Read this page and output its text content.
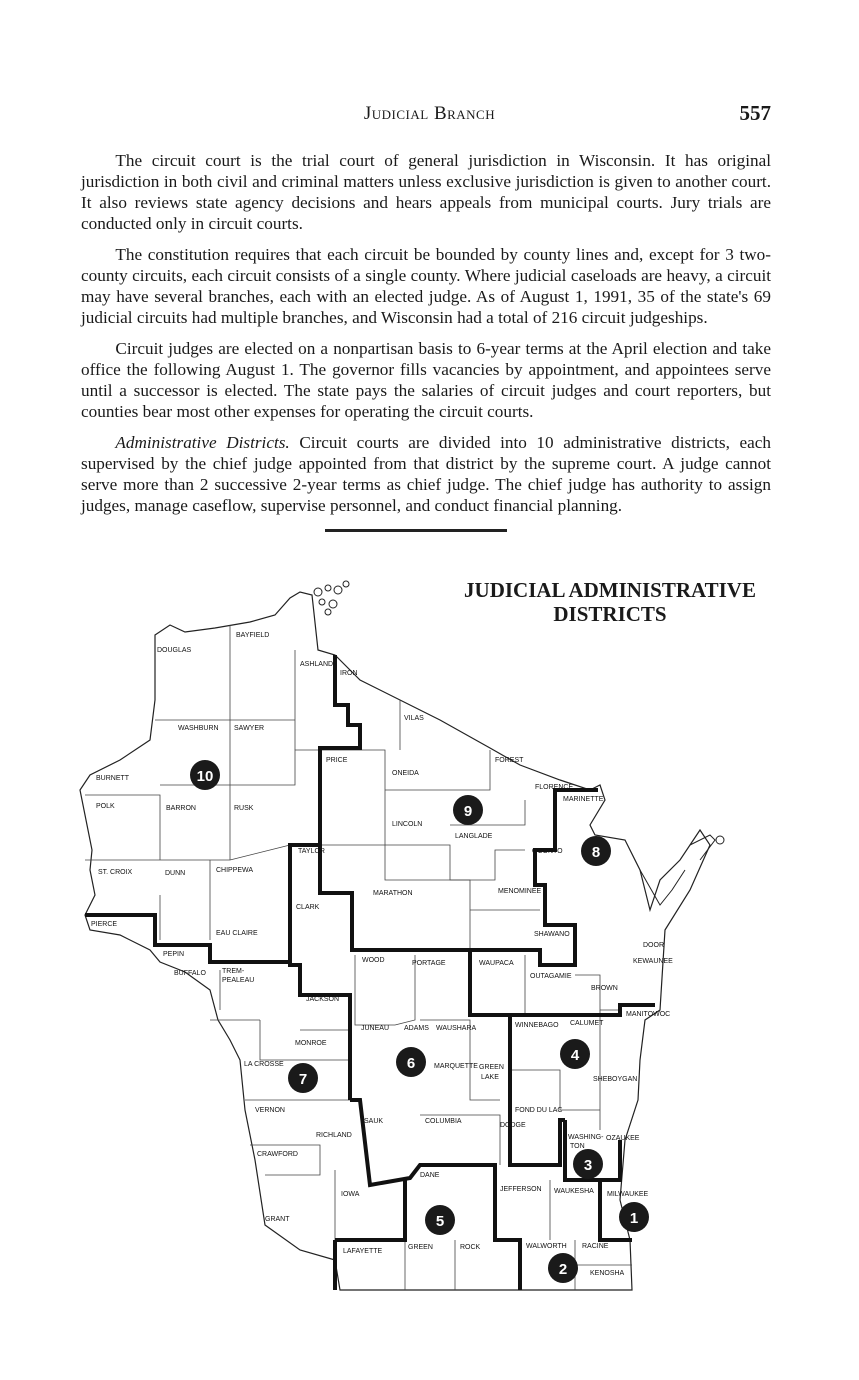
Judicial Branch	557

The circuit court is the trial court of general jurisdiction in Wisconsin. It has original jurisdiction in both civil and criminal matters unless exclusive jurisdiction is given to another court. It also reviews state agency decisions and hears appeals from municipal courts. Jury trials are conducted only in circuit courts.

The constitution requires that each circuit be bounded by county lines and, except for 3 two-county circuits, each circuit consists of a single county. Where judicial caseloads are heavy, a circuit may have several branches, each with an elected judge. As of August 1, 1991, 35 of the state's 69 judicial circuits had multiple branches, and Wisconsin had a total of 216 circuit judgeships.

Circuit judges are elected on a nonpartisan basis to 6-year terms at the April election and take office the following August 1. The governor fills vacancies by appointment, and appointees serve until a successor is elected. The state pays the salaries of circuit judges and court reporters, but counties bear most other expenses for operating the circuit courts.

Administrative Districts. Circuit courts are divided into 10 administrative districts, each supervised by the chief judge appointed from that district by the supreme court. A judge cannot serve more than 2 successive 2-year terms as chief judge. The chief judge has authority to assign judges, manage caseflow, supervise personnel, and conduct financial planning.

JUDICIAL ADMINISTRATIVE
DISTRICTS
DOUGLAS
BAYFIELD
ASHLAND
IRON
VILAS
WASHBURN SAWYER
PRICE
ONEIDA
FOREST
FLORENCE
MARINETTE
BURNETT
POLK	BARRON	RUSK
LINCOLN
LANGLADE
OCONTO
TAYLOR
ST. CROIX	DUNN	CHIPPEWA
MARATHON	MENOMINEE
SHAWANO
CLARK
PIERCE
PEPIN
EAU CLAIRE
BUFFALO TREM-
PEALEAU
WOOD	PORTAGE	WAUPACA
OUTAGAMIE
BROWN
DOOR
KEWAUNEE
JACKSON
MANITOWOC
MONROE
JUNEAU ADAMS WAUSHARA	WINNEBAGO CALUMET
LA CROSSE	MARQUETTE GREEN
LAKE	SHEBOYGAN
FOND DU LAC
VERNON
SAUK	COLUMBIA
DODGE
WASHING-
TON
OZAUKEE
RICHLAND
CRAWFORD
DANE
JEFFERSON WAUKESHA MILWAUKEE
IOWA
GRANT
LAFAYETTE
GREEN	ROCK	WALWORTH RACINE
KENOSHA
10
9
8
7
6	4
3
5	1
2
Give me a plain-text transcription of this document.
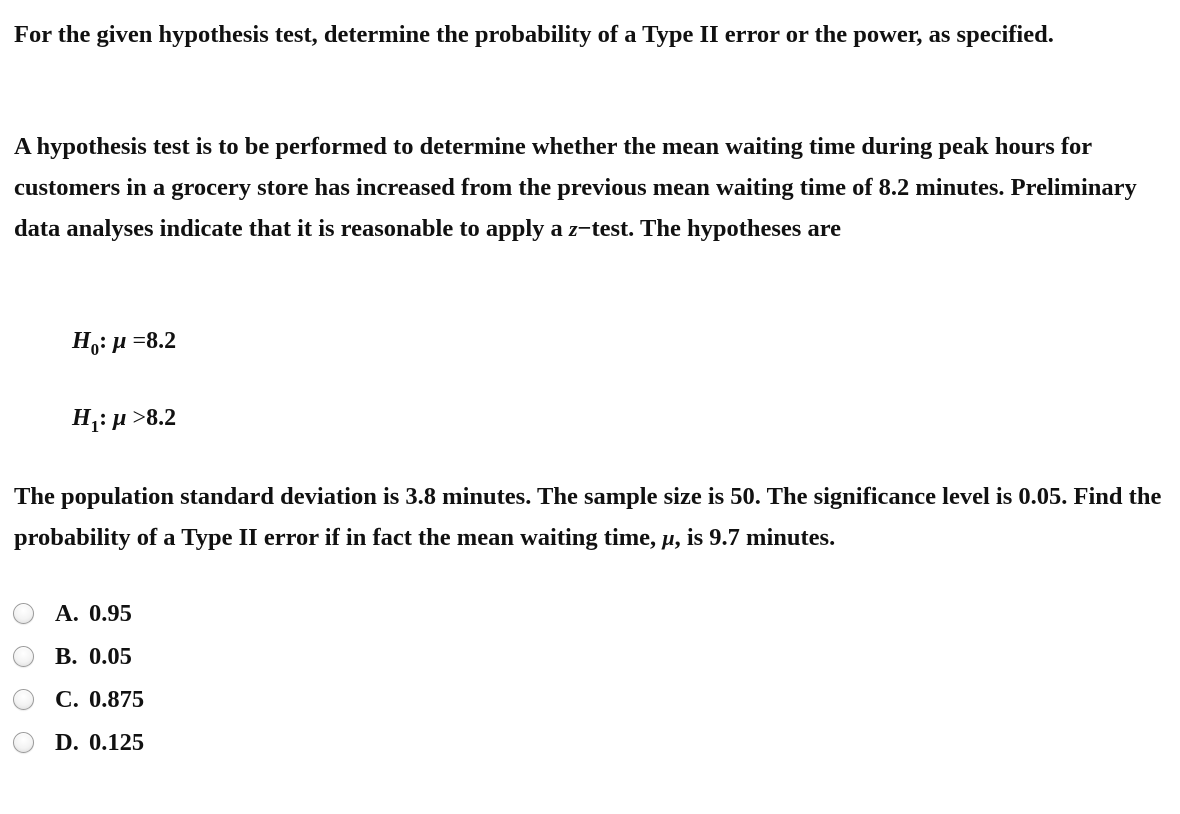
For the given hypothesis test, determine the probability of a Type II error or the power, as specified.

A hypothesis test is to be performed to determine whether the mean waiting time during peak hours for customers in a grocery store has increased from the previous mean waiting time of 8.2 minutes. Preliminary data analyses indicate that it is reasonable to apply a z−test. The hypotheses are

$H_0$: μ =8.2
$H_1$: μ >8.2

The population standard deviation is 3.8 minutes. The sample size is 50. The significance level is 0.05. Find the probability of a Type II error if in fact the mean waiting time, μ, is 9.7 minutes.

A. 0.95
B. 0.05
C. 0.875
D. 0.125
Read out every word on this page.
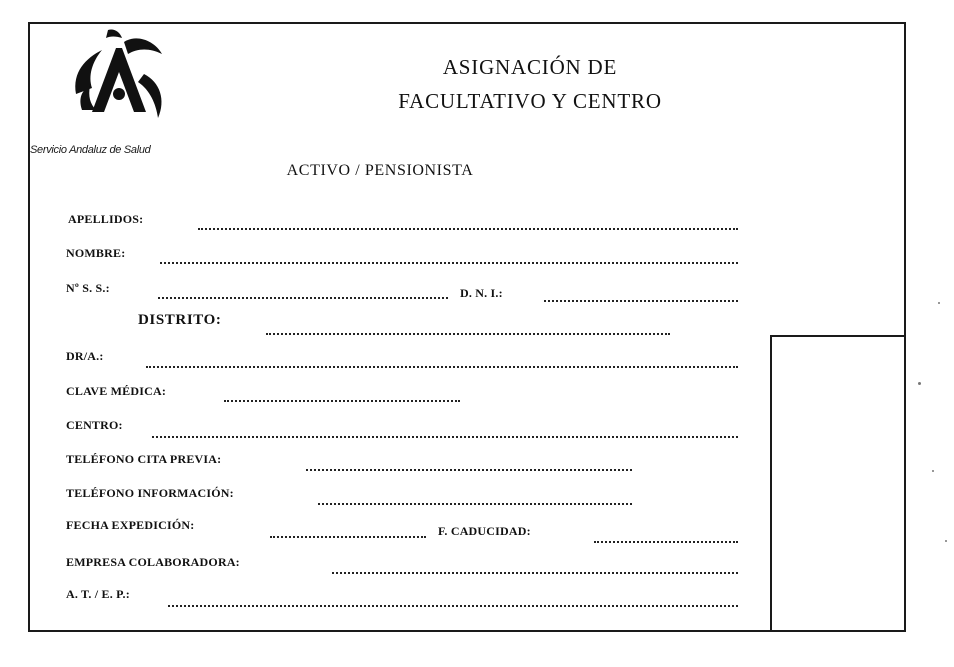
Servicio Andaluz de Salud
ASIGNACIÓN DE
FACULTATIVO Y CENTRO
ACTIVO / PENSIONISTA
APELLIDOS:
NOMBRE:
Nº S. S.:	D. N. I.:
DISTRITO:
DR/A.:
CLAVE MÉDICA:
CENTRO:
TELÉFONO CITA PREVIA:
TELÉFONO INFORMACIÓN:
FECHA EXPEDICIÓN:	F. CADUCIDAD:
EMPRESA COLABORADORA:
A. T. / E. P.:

▬▬▬

Take the line containing "Read out every word on this page." and every line after it up to the end of the data, and write them out exactly, without the pictures.

**Solution to the exercise:**
Read out every word on this page.
Servicio Andaluz de Salud
ASIGNACIÓN DE
FACULTATIVO Y CENTRO
ACTIVO / PENSIONISTA
APELLIDOS:
NOMBRE:
Nº S. S.:	D. N. I.:
DISTRITO:
DR/A.:
CLAVE MÉDICA:
CENTRO:
TELÉFONO CITA PREVIA:
TELÉFONO INFORMACIÓN:
FECHA EXPEDICIÓN:	F. CADUCIDAD:
EMPRESA COLABORADORA:
A. T. / E. P.:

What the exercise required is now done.